_Data provided:_
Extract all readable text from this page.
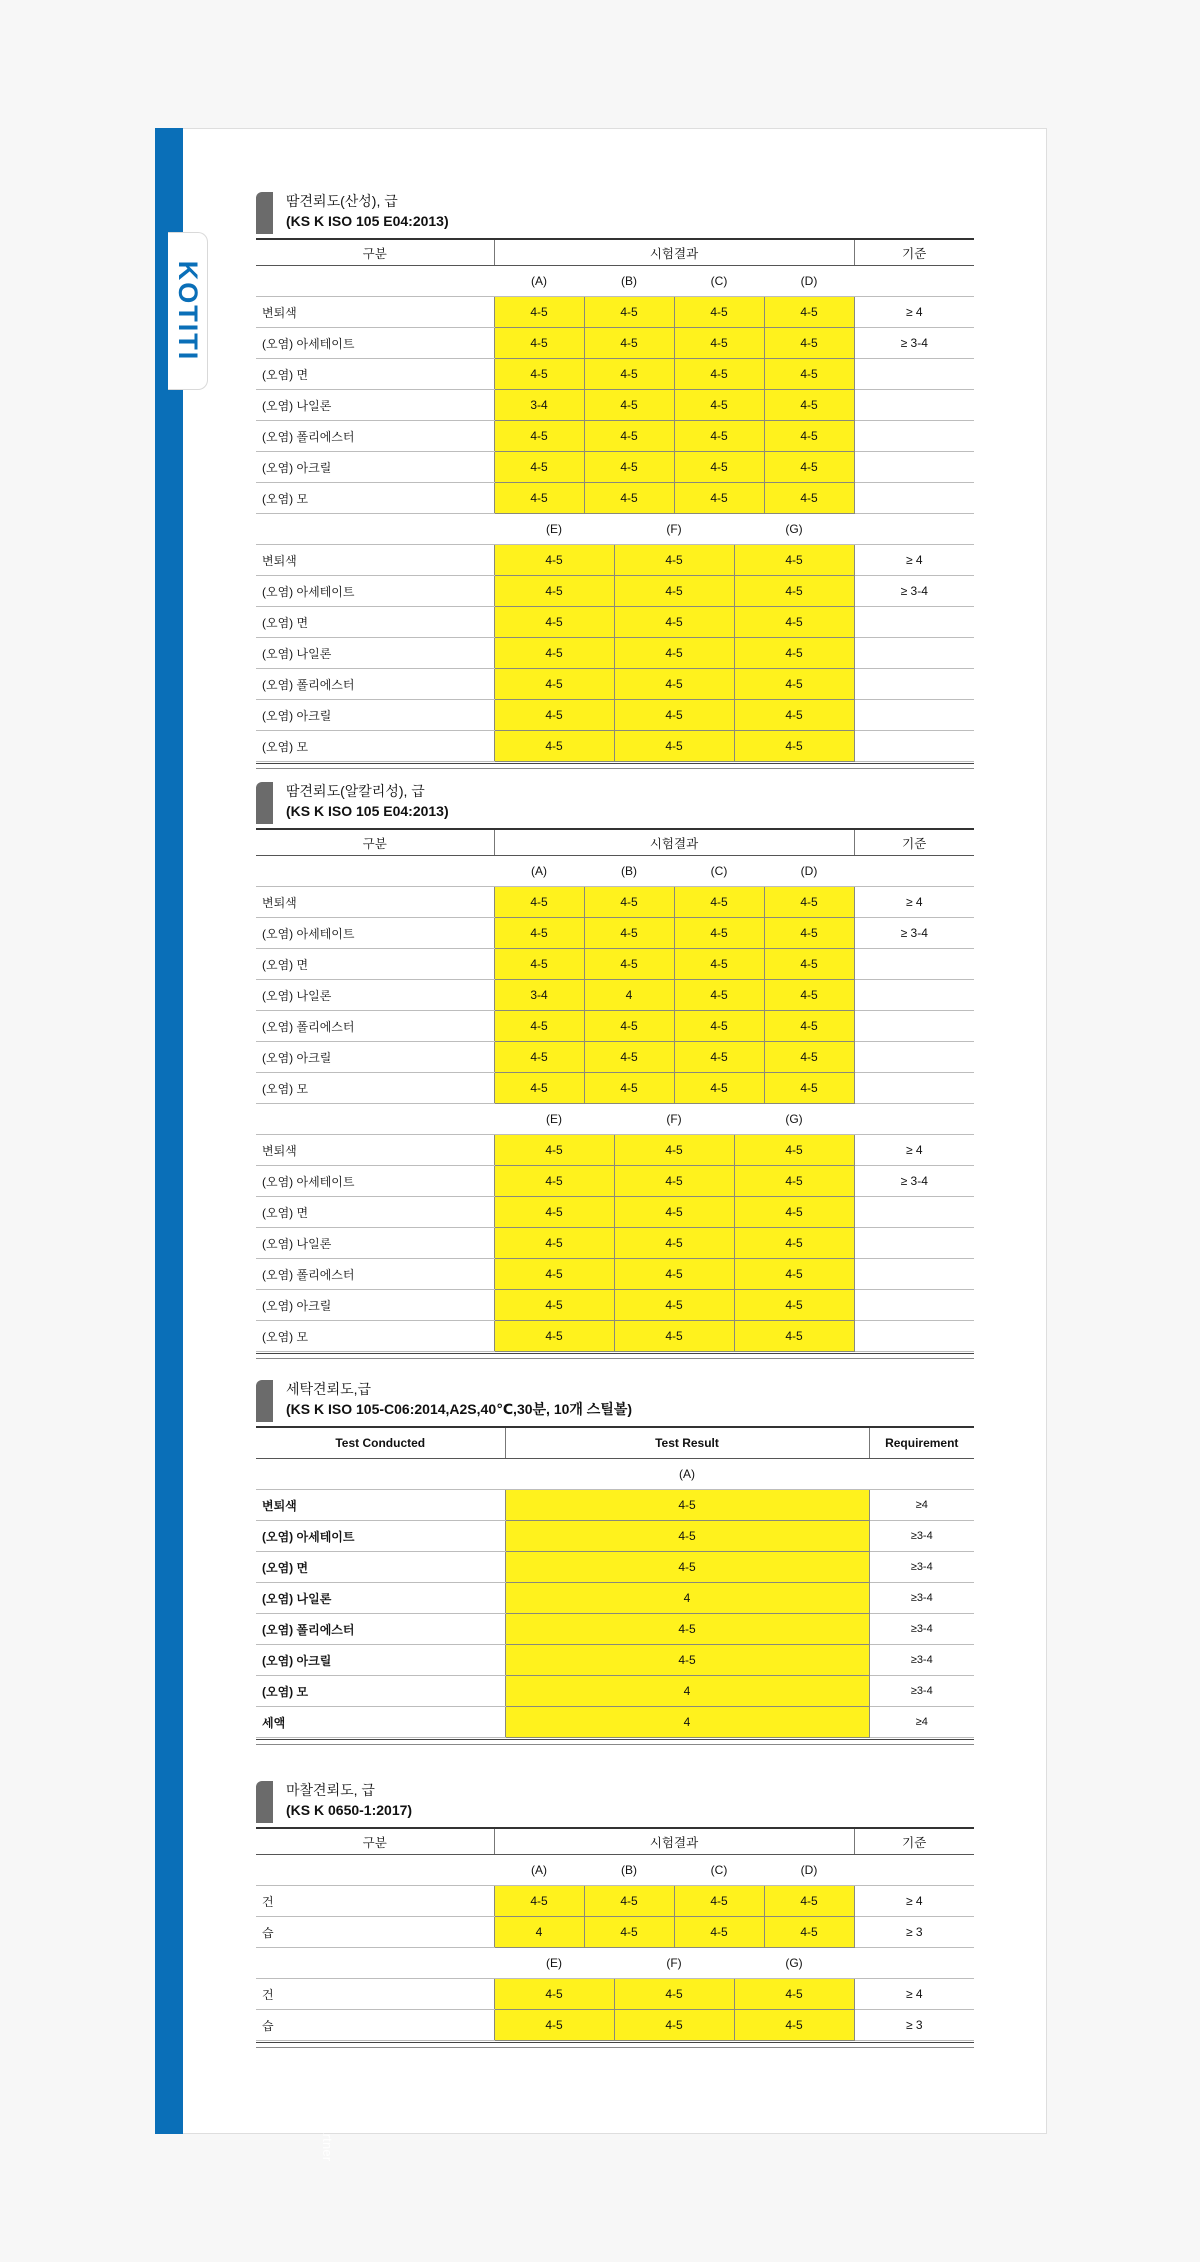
Global Business Partner
KOTITI
땀견뢰도(산성), 급
(KS K ISO 105 E04:2013)
구분	시험결과				기준
	(A)	(B)	(C)	(D)	
변퇴색	4-5	4-5	4-5	4-5	≥ 4
(오염) 아세테이트	4-5	4-5	4-5	4-5	≥ 3-4
(오염) 면	4-5	4-5	4-5	4-5	
(오염) 나일론	3-4	4-5	4-5	4-5	
(오염) 폴리에스터	4-5	4-5	4-5	4-5	
(오염) 아크릴	4-5	4-5	4-5	4-5	
(오염) 모	4-5	4-5	4-5	4-5	
	(E)	(F)	(G)	
변퇴색	4-5	4-5	4-5	≥ 4
(오염) 아세테이트	4-5	4-5	4-5	≥ 3-4
(오염) 면	4-5	4-5	4-5	
(오염) 나일론	4-5	4-5	4-5	
(오염) 폴리에스터	4-5	4-5	4-5	
(오염) 아크릴	4-5	4-5	4-5	
(오염) 모	4-5	4-5	4-5	
땀견뢰도(알칼리성), 급
(KS K ISO 105 E04:2013)
구분	시험결과				기준
	(A)	(B)	(C)	(D)	
변퇴색	4-5	4-5	4-5	4-5	≥ 4
(오염) 아세테이트	4-5	4-5	4-5	4-5	≥ 3-4
(오염) 면	4-5	4-5	4-5	4-5	
(오염) 나일론	3-4	4	4-5	4-5	
(오염) 폴리에스터	4-5	4-5	4-5	4-5	
(오염) 아크릴	4-5	4-5	4-5	4-5	
(오염) 모	4-5	4-5	4-5	4-5	
	(E)	(F)	(G)	
변퇴색	4-5	4-5	4-5	≥ 4
(오염) 아세테이트	4-5	4-5	4-5	≥ 3-4
(오염) 면	4-5	4-5	4-5	
(오염) 나일론	4-5	4-5	4-5	
(오염) 폴리에스터	4-5	4-5	4-5	
(오염) 아크릴	4-5	4-5	4-5	
(오염) 모	4-5	4-5	4-5	
세탁견뢰도,급
(KS K ISO 105-C06:2014,A2S,40℃,30분, 10개 스틸볼)
Test Conducted	Test Result	Requirement
	(A)	
변퇴색	4-5	≥4
(오염) 아세테이트	4-5	≥3-4
(오염) 면	4-5	≥3-4
(오염) 나일론	4	≥3-4
(오염) 폴리에스터	4-5	≥3-4
(오염) 아크릴	4-5	≥3-4
(오염) 모	4	≥3-4
세액	4	≥4
마찰견뢰도, 급
(KS K 0650-1:2017)
구분	시험결과				기준
	(A)	(B)	(C)	(D)	
건	4-5	4-5	4-5	4-5	≥ 4
습	4	4-5	4-5	4-5	≥ 3
	(E)	(F)	(G)	
건	4-5	4-5	4-5	≥ 4
습	4-5	4-5	4-5	≥ 3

_Exercise goal:_
Without the pictures, print the whole listing exactly as given.

_Solved problem:_
Extract all readable text from this page.
Global Business Partner
KOTITI
땀견뢰도(산성), 급
(KS K ISO 105 E04:2013)
구분	시험결과				기준
	(A)	(B)	(C)	(D)	
변퇴색	4-5	4-5	4-5	4-5	≥ 4
(오염) 아세테이트	4-5	4-5	4-5	4-5	≥ 3-4
(오염) 면	4-5	4-5	4-5	4-5	
(오염) 나일론	3-4	4-5	4-5	4-5	
(오염) 폴리에스터	4-5	4-5	4-5	4-5	
(오염) 아크릴	4-5	4-5	4-5	4-5	
(오염) 모	4-5	4-5	4-5	4-5	
	(E)	(F)	(G)	
변퇴색	4-5	4-5	4-5	≥ 4
(오염) 아세테이트	4-5	4-5	4-5	≥ 3-4
(오염) 면	4-5	4-5	4-5	
(오염) 나일론	4-5	4-5	4-5	
(오염) 폴리에스터	4-5	4-5	4-5	
(오염) 아크릴	4-5	4-5	4-5	
(오염) 모	4-5	4-5	4-5	
땀견뢰도(알칼리성), 급
(KS K ISO 105 E04:2013)
구분	시험결과				기준
	(A)	(B)	(C)	(D)	
변퇴색	4-5	4-5	4-5	4-5	≥ 4
(오염) 아세테이트	4-5	4-5	4-5	4-5	≥ 3-4
(오염) 면	4-5	4-5	4-5	4-5	
(오염) 나일론	3-4	4	4-5	4-5	
(오염) 폴리에스터	4-5	4-5	4-5	4-5	
(오염) 아크릴	4-5	4-5	4-5	4-5	
(오염) 모	4-5	4-5	4-5	4-5	
	(E)	(F)	(G)	
변퇴색	4-5	4-5	4-5	≥ 4
(오염) 아세테이트	4-5	4-5	4-5	≥ 3-4
(오염) 면	4-5	4-5	4-5	
(오염) 나일론	4-5	4-5	4-5	
(오염) 폴리에스터	4-5	4-5	4-5	
(오염) 아크릴	4-5	4-5	4-5	
(오염) 모	4-5	4-5	4-5	
세탁견뢰도,급
(KS K ISO 105-C06:2014,A2S,40℃,30분, 10개 스틸볼)
Test Conducted	Test Result	Requirement
	(A)	
변퇴색	4-5	≥4
(오염) 아세테이트	4-5	≥3-4
(오염) 면	4-5	≥3-4
(오염) 나일론	4	≥3-4
(오염) 폴리에스터	4-5	≥3-4
(오염) 아크릴	4-5	≥3-4
(오염) 모	4	≥3-4
세액	4	≥4
마찰견뢰도, 급
(KS K 0650-1:2017)
구분	시험결과				기준
	(A)	(B)	(C)	(D)	
건	4-5	4-5	4-5	4-5	≥ 4
습	4	4-5	4-5	4-5	≥ 3
	(E)	(F)	(G)	
건	4-5	4-5	4-5	≥ 4
습	4-5	4-5	4-5	≥ 3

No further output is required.